▸ **Given records**
★ ★ ★ ★ ★

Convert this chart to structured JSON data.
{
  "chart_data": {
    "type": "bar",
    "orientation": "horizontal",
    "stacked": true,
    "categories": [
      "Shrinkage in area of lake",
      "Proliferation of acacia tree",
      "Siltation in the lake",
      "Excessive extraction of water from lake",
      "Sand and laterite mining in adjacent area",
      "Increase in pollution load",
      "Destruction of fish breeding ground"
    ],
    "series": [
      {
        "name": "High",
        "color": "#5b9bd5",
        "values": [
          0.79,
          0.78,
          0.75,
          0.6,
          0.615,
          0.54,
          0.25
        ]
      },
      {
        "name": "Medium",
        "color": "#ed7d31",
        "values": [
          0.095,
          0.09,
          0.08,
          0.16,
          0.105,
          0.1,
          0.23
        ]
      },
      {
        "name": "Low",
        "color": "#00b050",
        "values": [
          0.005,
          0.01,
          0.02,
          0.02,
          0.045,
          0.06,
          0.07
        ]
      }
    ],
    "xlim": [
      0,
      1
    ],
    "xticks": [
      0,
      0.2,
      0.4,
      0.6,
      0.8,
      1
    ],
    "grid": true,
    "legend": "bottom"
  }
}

★ ★ ★ ★ ★

▸ **Your goal**
Print the material above once more, exactly.

▸ **Answer for the task**
Convert this chart to structured JSON data.
{
  "chart_data": {
    "type": "bar",
    "orientation": "horizontal",
    "stacked": true,
    "categories": [
      "Shrinkage in area of lake",
      "Proliferation of acacia tree",
      "Siltation in the lake",
      "Excessive extraction of water from lake",
      "Sand and laterite mining in adjacent area",
      "Increase in pollution load",
      "Destruction of fish breeding ground"
    ],
    "series": [
      {
        "name": "High",
        "color": "#5b9bd5",
        "values": [
          0.79,
          0.78,
          0.75,
          0.6,
          0.615,
          0.54,
          0.25
        ]
      },
      {
        "name": "Medium",
        "color": "#ed7d31",
        "values": [
          0.095,
          0.09,
          0.08,
          0.16,
          0.105,
          0.1,
          0.23
        ]
      },
      {
        "name": "Low",
        "color": "#00b050",
        "values": [
          0.005,
          0.01,
          0.02,
          0.02,
          0.045,
          0.06,
          0.07
        ]
      }
    ],
    "xlim": [
      0,
      1
    ],
    "xticks": [
      0,
      0.2,
      0.4,
      0.6,
      0.8,
      1
    ],
    "grid": true,
    "legend": "bottom"
  }
}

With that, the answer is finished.